What is expected>
Find every line with the string "JSON" in it, count them, and reply with that count only.

Supplied material>
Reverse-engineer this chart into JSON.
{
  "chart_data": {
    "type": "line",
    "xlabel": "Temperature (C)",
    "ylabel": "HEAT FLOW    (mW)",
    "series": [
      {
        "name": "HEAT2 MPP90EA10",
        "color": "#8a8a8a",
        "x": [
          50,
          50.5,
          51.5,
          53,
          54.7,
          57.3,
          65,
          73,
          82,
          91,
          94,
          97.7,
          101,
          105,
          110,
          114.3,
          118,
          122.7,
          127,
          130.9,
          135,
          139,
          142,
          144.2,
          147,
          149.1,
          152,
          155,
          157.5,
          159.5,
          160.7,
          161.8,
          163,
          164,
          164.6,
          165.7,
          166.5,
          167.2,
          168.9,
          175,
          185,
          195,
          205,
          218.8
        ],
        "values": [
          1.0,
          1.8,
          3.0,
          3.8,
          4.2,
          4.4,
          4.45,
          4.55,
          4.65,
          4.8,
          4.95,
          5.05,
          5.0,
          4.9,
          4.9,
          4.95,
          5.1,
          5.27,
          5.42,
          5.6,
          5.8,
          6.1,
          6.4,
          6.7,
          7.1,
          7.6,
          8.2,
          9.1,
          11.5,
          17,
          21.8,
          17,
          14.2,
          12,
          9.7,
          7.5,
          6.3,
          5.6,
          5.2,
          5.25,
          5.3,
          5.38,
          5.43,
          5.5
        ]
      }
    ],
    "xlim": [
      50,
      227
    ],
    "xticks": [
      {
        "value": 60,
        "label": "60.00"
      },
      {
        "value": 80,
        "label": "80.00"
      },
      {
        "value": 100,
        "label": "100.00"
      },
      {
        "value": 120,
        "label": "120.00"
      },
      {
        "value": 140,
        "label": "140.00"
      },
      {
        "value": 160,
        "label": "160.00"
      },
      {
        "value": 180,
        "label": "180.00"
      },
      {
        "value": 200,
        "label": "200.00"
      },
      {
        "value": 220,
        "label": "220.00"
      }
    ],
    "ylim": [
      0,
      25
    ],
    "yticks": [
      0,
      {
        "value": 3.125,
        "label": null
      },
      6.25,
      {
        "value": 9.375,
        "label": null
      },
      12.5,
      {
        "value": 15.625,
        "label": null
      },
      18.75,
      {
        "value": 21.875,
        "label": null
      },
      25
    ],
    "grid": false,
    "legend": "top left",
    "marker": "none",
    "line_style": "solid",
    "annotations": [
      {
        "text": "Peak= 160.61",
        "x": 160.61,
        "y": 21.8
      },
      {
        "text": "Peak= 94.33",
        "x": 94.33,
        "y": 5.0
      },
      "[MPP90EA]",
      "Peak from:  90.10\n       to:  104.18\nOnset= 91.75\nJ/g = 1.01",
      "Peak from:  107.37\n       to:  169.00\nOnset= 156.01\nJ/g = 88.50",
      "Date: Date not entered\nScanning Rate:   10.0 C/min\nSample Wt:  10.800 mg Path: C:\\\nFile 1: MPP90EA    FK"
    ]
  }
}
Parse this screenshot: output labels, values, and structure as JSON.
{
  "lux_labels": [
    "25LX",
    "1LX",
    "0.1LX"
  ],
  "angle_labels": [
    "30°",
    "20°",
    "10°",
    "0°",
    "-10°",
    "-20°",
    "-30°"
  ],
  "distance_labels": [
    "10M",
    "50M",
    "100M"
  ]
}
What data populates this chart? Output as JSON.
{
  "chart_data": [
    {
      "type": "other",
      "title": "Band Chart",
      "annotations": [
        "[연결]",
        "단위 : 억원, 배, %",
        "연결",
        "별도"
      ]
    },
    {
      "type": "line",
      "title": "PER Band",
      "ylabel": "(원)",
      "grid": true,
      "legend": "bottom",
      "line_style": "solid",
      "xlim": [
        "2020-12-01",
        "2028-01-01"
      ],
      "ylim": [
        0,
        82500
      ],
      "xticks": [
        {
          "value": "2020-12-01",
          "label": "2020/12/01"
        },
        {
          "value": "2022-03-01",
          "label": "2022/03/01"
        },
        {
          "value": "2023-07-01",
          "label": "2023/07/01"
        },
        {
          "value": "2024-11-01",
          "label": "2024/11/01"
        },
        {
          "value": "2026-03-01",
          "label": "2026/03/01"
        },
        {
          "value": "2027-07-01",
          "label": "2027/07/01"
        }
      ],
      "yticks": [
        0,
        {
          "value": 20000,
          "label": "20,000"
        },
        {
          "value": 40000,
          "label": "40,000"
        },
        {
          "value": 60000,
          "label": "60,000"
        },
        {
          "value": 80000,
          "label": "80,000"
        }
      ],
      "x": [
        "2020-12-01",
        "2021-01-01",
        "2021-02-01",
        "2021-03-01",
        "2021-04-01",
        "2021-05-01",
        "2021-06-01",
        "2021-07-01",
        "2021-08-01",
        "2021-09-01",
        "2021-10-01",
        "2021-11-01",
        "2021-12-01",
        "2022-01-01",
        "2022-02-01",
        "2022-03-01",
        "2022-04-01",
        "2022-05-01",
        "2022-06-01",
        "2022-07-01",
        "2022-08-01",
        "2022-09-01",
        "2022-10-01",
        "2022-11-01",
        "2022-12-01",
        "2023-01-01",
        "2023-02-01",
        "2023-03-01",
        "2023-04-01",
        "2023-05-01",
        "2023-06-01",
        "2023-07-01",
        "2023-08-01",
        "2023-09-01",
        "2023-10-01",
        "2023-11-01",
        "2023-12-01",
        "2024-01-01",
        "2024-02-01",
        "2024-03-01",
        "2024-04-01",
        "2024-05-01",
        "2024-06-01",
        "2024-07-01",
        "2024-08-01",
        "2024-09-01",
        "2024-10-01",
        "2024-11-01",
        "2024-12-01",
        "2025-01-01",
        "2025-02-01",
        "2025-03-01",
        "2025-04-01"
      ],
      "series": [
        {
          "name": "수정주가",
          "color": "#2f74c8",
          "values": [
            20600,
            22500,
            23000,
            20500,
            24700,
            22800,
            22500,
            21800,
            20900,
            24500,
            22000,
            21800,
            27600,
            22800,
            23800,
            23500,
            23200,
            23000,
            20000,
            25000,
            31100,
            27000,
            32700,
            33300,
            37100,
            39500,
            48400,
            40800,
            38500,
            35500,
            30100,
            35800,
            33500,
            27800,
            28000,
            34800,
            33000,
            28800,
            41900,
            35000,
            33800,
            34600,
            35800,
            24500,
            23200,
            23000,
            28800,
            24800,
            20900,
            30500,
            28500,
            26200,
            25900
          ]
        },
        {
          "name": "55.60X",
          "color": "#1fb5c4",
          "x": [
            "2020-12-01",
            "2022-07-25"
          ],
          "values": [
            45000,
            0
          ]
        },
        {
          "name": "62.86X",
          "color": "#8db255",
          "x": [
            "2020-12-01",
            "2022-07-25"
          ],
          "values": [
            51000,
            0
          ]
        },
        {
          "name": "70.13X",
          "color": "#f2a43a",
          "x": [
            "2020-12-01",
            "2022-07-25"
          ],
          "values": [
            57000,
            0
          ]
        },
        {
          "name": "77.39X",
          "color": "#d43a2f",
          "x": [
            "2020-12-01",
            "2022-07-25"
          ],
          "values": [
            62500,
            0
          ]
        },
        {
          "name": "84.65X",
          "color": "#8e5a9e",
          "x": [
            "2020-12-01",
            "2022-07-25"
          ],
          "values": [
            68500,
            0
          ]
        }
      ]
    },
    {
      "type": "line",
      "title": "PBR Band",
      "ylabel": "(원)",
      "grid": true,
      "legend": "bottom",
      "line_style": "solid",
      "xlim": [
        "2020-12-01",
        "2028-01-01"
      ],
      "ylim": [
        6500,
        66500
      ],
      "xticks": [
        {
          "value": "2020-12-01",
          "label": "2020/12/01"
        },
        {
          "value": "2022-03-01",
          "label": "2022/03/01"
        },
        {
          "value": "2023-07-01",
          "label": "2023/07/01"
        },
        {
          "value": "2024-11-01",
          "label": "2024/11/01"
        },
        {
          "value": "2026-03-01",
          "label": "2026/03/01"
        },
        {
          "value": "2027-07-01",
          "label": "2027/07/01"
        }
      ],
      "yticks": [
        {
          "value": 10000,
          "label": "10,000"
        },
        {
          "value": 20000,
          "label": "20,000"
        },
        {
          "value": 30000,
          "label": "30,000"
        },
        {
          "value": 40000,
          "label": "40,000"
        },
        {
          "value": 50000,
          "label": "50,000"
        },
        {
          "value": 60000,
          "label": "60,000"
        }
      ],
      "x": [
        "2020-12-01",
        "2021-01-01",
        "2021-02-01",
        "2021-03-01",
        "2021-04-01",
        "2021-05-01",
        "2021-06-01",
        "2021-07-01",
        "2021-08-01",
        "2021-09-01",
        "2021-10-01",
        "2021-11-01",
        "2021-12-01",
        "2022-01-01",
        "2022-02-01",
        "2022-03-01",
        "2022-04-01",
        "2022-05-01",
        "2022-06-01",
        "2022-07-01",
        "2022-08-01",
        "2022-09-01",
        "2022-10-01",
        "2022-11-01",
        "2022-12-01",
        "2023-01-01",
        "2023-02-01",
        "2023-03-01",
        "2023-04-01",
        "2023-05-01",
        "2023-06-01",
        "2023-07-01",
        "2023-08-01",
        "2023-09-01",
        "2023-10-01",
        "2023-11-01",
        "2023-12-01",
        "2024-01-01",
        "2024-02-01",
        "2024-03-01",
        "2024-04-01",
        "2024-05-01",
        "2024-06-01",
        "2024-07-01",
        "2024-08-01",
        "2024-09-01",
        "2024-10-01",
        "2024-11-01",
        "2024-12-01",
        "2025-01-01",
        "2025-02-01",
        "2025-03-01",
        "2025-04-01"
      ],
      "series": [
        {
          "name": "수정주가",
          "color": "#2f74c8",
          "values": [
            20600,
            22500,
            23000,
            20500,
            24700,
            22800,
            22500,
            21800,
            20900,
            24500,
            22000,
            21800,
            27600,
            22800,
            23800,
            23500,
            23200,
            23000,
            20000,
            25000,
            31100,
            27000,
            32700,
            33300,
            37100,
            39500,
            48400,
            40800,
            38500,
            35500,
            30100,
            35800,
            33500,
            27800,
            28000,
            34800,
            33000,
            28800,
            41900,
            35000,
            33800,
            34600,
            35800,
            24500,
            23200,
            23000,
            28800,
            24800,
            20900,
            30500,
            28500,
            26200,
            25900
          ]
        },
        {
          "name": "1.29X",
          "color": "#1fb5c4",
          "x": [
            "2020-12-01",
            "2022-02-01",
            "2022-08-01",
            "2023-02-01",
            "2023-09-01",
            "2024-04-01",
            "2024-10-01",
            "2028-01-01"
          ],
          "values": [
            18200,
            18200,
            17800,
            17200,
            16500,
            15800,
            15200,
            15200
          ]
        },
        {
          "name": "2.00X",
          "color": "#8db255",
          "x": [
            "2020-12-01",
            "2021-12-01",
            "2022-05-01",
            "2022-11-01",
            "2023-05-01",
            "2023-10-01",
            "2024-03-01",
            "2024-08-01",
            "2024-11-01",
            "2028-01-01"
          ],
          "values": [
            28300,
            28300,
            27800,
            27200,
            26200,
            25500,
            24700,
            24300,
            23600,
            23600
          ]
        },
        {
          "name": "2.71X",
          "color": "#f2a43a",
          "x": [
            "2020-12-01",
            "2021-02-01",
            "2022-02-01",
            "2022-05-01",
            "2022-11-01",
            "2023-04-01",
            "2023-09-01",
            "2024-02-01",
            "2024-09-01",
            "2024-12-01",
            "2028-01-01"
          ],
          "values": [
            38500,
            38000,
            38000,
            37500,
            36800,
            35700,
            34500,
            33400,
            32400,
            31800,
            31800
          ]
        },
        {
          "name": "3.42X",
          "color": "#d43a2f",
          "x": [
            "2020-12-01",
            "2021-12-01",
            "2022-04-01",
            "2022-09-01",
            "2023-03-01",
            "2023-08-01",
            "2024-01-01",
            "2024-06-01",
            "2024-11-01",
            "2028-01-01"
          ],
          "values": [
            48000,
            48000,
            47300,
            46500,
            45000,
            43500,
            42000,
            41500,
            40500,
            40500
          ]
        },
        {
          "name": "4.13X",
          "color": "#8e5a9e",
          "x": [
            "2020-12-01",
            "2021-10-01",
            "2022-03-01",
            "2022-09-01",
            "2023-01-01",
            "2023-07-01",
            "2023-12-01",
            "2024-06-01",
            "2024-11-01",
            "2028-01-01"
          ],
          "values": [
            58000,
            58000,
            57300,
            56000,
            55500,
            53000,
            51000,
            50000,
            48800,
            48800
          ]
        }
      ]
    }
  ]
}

Response to the exercise>
3